§ **TASK DIRECTIONS**: Write out all of the entries exactly as given.

start

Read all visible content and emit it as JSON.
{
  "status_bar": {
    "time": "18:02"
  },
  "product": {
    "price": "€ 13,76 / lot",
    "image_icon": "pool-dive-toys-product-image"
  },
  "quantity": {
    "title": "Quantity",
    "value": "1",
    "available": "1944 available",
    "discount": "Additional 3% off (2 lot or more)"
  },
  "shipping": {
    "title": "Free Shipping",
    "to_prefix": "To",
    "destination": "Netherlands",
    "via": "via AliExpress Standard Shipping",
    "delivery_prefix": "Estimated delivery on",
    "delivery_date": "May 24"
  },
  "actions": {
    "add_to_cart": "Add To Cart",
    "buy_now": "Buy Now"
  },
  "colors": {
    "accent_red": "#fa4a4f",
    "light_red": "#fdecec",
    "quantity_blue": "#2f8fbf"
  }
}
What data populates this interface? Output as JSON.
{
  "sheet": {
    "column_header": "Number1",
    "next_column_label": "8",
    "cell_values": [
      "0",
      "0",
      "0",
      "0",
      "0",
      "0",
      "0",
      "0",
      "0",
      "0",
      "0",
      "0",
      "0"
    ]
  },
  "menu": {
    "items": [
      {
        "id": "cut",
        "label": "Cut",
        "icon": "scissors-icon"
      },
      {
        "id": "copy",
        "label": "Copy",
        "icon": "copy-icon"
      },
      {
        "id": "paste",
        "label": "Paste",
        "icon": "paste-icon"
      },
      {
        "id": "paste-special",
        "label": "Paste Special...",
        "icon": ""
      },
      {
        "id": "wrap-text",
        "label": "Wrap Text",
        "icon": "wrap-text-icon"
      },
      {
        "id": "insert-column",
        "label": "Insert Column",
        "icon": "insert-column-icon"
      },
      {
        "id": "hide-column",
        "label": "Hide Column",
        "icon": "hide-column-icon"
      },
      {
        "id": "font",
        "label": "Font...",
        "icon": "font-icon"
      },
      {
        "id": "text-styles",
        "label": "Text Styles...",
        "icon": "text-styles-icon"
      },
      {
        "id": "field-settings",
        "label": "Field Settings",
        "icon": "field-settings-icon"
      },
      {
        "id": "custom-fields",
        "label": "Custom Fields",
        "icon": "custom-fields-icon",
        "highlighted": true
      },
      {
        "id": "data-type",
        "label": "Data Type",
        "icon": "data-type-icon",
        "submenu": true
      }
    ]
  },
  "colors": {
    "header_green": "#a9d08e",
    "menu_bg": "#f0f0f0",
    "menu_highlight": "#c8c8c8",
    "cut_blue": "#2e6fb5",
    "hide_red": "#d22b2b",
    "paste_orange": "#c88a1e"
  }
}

end

§ **WRITTEN SOLUTION**:
Read all visible content and emit it as JSON.
{
  "status_bar": {
    "time": "18:02"
  },
  "product": {
    "price": "€ 13,76 / lot",
    "image_icon": "pool-dive-toys-product-image"
  },
  "quantity": {
    "title": "Quantity",
    "value": "1",
    "available": "1944 available",
    "discount": "Additional 3% off (2 lot or more)"
  },
  "shipping": {
    "title": "Free Shipping",
    "to_prefix": "To",
    "destination": "Netherlands",
    "via": "via AliExpress Standard Shipping",
    "delivery_prefix": "Estimated delivery on",
    "delivery_date": "May 24"
  },
  "actions": {
    "add_to_cart": "Add To Cart",
    "buy_now": "Buy Now"
  },
  "colors": {
    "accent_red": "#fa4a4f",
    "light_red": "#fdecec",
    "quantity_blue": "#2f8fbf"
  }
}
What data populates this interface? Output as JSON.
{
  "sheet": {
    "column_header": "Number1",
    "next_column_label": "8",
    "cell_values": [
      "0",
      "0",
      "0",
      "0",
      "0",
      "0",
      "0",
      "0",
      "0",
      "0",
      "0",
      "0",
      "0"
    ]
  },
  "menu": {
    "items": [
      {
        "id": "cut",
        "label": "Cut",
        "icon": "scissors-icon"
      },
      {
        "id": "copy",
        "label": "Copy",
        "icon": "copy-icon"
      },
      {
        "id": "paste",
        "label": "Paste",
        "icon": "paste-icon"
      },
      {
        "id": "paste-special",
        "label": "Paste Special...",
        "icon": ""
      },
      {
        "id": "wrap-text",
        "label": "Wrap Text",
        "icon": "wrap-text-icon"
      },
      {
        "id": "insert-column",
        "label": "Insert Column",
        "icon": "insert-column-icon"
      },
      {
        "id": "hide-column",
        "label": "Hide Column",
        "icon": "hide-column-icon"
      },
      {
        "id": "font",
        "label": "Font...",
        "icon": "font-icon"
      },
      {
        "id": "text-styles",
        "label": "Text Styles...",
        "icon": "text-styles-icon"
      },
      {
        "id": "field-settings",
        "label": "Field Settings",
        "icon": "field-settings-icon"
      },
      {
        "id": "custom-fields",
        "label": "Custom Fields",
        "icon": "custom-fields-icon",
        "highlighted": true
      },
      {
        "id": "data-type",
        "label": "Data Type",
        "icon": "data-type-icon",
        "submenu": true
      }
    ]
  },
  "colors": {
    "header_green": "#a9d08e",
    "menu_bg": "#f0f0f0",
    "menu_highlight": "#c8c8c8",
    "cut_blue": "#2e6fb5",
    "hide_red": "#d22b2b",
    "paste_orange": "#c88a1e"
  }
}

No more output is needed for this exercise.